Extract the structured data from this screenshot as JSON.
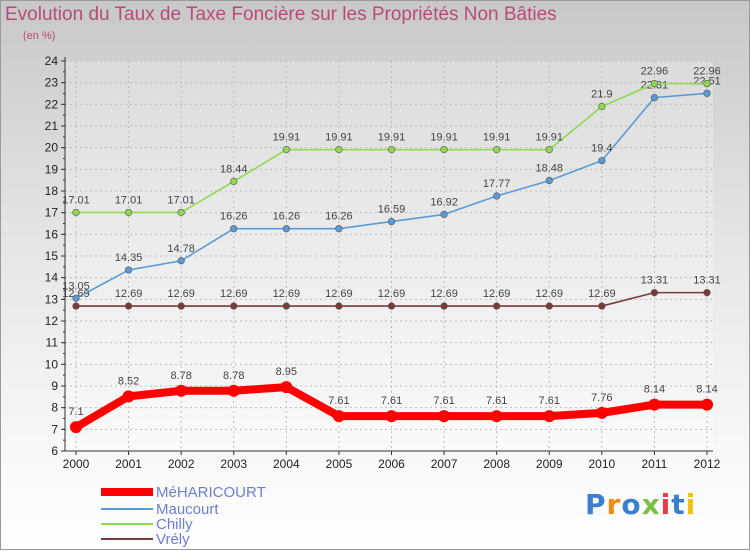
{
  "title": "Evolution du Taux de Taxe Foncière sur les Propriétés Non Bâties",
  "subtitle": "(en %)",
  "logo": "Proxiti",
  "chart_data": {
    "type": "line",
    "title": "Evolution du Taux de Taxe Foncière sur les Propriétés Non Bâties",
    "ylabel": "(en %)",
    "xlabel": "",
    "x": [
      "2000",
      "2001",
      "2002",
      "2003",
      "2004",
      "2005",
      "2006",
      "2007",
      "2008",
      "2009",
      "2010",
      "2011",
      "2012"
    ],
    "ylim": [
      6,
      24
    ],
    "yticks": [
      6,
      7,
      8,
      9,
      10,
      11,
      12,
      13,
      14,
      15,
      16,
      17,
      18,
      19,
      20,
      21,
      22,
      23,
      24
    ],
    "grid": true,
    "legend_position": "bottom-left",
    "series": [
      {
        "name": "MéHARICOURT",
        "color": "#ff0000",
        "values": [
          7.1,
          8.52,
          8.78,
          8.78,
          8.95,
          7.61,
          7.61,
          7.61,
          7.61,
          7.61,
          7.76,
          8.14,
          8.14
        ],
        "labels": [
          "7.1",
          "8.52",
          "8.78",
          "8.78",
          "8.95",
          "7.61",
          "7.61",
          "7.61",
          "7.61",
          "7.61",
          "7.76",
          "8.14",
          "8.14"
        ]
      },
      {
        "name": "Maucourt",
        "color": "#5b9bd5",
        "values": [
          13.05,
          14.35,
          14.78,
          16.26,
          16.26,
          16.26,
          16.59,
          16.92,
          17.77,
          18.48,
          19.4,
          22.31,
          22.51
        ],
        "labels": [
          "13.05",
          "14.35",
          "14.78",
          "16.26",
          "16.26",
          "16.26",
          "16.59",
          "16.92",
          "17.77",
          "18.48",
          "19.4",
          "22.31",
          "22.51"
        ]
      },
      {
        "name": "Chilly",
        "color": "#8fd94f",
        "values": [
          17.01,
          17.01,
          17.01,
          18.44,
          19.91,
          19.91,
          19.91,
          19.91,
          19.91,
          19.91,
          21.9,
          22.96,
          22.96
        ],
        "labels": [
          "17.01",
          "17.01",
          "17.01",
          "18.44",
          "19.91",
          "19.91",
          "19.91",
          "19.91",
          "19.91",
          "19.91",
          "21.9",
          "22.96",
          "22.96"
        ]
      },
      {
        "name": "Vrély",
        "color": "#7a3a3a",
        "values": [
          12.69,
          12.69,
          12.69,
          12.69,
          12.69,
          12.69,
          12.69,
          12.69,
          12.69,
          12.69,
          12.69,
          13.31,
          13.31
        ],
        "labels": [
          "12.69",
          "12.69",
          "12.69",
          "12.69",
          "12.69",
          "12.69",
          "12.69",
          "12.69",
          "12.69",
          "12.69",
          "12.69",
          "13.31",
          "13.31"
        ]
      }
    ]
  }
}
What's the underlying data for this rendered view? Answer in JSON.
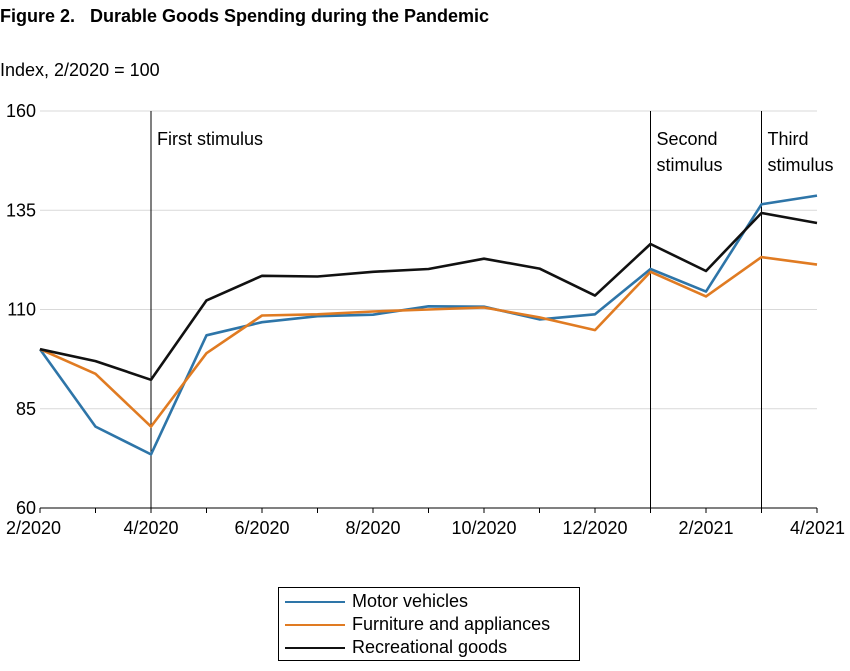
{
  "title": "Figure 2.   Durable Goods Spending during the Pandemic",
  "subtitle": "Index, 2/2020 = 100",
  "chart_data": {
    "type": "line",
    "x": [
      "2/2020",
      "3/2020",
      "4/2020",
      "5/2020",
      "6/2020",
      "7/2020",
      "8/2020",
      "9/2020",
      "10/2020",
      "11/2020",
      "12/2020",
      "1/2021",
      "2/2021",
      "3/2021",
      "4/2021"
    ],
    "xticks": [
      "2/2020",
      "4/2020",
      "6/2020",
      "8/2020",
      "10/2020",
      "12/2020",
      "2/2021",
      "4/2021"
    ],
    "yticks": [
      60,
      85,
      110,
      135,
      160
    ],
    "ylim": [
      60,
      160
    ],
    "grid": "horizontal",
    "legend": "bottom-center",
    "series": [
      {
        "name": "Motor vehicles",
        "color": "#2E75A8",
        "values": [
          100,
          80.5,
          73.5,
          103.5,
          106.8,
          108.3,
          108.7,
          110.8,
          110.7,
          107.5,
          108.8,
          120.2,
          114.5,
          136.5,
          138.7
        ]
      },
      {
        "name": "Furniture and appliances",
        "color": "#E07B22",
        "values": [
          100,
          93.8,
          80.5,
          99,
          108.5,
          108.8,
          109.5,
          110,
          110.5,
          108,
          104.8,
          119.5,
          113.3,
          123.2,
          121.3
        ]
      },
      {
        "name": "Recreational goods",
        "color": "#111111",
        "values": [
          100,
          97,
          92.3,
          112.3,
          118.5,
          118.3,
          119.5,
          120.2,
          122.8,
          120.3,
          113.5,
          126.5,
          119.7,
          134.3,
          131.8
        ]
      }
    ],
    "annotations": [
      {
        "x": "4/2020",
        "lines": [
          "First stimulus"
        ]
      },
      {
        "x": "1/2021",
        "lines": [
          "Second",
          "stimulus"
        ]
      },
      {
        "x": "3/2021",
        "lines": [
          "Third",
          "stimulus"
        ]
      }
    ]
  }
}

• **Given problem**
Among the lines of the data, identify those with the word "Foncière". Copy each of them.

• **Result of this exercise**
  "title": "Evolution du Taux de Taxe Foncière sur les Propriétés Non Bâties",
    "title": "Evolution du Taux de Taxe Foncière sur les Propriétés Non Bâties",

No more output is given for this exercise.